Reading passage

Begin

Show that $\sum\limits_{k=0}^n\binom{2n}{2k}^{\!2}-\sum\limits_{k=0}^{n-1}\binom{2n}{2k+1}^{\!2}=(-1)^n\binom{2n}{n}$ How can I prove the identity: 
$$
\sum_{k=0}^n\binom{2n}{2k}^2-\sum_{k=0}^{n-1}\binom{2n}{2k+1}^2=(-1)^n\binom{2n}{n}?
$$
Maybe, can we expand
$$
f(x)=(1+x)^{2n}?
$$
Thank you.
 A: This is simpler if you rewrite your left hand side as
$$
  \sum_{k=0}^n\binom{2n}{2k}^2-\sum_{k=0}^{n-1}\binom{2n}{2k+1}^2=
  \sum_{i=0}^{2n}(-1)^i\binom{2n}i^2=
  \sum_{i=0}^{2n}(-1)^i\binom{2n}i\binom{2n}{2n-i}
$$
first. So you are looking for the coefficient of $X^{2n}$ in the product $(1-X)^{2n}(1+X)^{2n}=(1-X^2)^{2n}$, which is the same as the coefficient of $Y^n$ in $(1-Y)^{2n}$. That coefficient is clearly $(-1)^n\binom{2n}n$.
Note that one could replace $2n$ by $m$ and allow it to be odd, if one takes the right hand side to be$~0$ in that case. The proof remains the same, remarking that there is obviously no term $X^m$ in $(1-X^2)^m$ when $m$ is odd.

End

Jobs
[a] In the binomial identity thread, the answer seeks the coefficient of which power of X in which product?
[b] Please carry the binomial identity thread on from the point where it stops.
The entries come from a separate source.

Supplied records

Begin

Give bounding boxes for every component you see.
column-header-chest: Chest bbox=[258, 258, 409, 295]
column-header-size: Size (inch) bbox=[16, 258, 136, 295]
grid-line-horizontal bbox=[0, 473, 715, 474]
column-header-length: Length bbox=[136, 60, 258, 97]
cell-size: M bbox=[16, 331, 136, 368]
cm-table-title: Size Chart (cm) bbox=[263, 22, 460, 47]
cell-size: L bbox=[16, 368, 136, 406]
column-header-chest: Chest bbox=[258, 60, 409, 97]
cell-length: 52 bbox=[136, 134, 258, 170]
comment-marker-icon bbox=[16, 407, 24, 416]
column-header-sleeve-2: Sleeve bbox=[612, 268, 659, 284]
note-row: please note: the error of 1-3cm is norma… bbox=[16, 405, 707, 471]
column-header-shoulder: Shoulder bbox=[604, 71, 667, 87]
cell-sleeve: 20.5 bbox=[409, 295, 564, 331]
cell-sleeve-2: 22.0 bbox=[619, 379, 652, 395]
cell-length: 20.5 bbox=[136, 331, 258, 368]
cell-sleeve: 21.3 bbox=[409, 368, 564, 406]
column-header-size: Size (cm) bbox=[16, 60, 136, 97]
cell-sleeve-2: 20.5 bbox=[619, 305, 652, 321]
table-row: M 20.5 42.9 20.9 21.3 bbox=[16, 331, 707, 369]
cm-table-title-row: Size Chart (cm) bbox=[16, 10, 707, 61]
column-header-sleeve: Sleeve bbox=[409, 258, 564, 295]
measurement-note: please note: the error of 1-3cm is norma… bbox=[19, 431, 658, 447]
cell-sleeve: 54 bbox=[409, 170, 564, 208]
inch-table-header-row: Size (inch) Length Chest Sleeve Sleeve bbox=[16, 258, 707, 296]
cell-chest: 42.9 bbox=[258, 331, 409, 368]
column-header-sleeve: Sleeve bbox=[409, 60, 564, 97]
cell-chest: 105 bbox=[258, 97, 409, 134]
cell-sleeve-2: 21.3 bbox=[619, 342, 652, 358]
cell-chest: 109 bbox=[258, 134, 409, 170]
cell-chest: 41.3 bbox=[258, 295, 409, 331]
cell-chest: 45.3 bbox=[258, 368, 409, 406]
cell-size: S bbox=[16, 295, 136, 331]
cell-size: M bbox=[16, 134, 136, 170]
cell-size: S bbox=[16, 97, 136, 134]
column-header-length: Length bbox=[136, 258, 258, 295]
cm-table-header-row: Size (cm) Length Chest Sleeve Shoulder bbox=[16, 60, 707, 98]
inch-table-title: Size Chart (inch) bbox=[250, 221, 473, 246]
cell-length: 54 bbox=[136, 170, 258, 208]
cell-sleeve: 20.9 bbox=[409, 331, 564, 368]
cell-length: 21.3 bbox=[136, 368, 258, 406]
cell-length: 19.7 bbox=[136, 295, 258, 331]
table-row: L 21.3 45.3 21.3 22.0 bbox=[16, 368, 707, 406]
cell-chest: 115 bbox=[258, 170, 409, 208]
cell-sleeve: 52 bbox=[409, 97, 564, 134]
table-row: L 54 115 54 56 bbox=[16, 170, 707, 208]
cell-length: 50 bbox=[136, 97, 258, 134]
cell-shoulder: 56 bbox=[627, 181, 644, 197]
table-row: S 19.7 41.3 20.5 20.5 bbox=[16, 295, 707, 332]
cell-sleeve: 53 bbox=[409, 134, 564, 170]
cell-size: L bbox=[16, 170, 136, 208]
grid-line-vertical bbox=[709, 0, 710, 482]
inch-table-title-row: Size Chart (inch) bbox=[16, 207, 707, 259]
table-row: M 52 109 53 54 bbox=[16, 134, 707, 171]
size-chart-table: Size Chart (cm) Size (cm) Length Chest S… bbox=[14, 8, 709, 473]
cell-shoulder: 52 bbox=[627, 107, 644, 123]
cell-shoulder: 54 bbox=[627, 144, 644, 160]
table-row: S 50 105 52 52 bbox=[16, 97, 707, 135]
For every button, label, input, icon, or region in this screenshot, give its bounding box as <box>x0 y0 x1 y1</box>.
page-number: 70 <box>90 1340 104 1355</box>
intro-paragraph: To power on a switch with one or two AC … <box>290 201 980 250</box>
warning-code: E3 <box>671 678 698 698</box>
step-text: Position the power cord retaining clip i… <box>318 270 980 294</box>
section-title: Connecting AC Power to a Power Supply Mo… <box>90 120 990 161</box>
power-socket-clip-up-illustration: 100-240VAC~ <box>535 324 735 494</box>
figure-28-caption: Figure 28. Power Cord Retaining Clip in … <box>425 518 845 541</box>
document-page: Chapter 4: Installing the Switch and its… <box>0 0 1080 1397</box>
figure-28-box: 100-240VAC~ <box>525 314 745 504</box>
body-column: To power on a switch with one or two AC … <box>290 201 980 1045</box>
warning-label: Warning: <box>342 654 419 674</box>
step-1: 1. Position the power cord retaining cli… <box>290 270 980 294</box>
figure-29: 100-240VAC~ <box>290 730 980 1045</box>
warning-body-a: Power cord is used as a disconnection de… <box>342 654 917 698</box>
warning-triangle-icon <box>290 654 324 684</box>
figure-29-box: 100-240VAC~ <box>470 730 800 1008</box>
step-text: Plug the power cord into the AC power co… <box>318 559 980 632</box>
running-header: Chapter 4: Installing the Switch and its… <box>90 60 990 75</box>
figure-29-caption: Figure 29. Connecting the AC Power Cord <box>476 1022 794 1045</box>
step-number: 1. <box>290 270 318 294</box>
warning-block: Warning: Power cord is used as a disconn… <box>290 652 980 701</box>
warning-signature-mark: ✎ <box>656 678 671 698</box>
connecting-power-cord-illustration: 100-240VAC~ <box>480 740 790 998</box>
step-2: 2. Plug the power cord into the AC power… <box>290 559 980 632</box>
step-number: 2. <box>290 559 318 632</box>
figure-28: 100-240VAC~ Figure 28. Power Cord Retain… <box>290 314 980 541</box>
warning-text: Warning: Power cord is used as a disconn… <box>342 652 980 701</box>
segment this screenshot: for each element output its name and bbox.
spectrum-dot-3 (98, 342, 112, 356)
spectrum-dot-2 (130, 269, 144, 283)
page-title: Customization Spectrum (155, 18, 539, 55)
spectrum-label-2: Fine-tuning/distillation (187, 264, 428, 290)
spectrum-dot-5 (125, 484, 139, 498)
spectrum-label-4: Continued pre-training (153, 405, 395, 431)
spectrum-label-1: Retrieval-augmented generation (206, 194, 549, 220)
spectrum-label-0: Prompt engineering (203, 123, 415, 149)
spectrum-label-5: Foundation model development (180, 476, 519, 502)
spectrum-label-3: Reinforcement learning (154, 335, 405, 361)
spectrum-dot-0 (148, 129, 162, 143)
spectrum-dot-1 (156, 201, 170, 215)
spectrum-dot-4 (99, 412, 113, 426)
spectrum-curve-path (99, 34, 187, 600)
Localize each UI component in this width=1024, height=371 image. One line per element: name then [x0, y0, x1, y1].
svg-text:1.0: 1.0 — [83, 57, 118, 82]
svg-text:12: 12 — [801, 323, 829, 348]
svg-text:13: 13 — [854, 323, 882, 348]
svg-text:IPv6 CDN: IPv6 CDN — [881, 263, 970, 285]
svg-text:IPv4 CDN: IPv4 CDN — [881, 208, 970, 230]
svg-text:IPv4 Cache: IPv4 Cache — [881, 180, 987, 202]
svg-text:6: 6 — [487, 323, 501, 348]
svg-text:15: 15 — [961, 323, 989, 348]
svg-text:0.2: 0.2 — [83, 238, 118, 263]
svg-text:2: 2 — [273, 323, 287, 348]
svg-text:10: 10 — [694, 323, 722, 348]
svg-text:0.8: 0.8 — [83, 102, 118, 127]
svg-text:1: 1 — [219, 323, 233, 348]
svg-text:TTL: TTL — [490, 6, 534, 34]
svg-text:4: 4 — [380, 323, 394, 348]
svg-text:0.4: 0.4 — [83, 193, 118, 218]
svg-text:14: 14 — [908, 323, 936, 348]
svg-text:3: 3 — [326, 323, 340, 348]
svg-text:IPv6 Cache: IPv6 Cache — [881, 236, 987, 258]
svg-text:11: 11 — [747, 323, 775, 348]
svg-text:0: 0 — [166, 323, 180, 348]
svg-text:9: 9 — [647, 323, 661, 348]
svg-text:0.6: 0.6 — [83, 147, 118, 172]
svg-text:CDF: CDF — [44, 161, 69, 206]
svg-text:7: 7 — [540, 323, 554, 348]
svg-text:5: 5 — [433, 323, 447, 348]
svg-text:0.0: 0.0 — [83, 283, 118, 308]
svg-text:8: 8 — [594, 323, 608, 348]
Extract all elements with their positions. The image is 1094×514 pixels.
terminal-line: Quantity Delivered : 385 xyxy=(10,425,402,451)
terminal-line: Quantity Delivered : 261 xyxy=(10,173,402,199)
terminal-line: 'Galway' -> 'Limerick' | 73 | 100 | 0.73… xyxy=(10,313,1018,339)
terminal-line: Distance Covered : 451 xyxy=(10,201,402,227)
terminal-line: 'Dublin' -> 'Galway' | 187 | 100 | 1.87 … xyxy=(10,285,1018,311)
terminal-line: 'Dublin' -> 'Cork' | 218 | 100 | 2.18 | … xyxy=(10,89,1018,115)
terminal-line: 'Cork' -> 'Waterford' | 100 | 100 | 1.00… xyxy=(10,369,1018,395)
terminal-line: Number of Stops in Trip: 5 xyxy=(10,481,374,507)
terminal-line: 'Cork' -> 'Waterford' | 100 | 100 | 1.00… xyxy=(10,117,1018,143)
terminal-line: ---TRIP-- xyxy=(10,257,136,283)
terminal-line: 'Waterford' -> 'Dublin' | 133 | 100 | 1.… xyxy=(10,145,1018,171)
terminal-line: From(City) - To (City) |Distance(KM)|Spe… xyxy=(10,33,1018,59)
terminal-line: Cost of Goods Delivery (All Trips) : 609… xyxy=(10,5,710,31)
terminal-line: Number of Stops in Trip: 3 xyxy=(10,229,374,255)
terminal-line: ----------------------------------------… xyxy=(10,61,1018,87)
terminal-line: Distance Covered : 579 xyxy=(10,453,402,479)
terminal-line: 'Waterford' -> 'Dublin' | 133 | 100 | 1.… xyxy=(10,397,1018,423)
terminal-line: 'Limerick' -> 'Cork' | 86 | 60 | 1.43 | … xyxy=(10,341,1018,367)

End

Task results
[a] The coefficient of $X^{2n}$ in $(1-X)^{2n}(1+X)^{2n}=(1-X^2)^{2n}$.

[b]
Let me also give a combinatorial proof (since that tag is given). Given $m$ mixed-sex couples, the left hand side counts the number of gender-balanced subsets (containing equally many women as men), counted with a factor$~{-}1$ if that number for each sex is odd. In this counting, the subsets that do not contain exactly one member of each couple cancel out as follows: for such a subset, find the first couple of which which not exactly one member was selected, and add or remove the couple to obtain a cancelling subset; this operation is clearly a gender parity respecting involution. So we are left with as un-cancelled contributions those from the gender-balanced subsets with one member from each couple, which subsets are clearly of size$~m$. If $m$ is odd then no subsets at all remain, as gender balance is impossible. If $m$ is even then each remaining gender-balanced subset is counted with sign $(-1)^{m/2}$and it is determined by the $m/2$ women it contains (it is completed by the men from the other $m/2~$couples), so there are $\binom m{m/2}$ of them.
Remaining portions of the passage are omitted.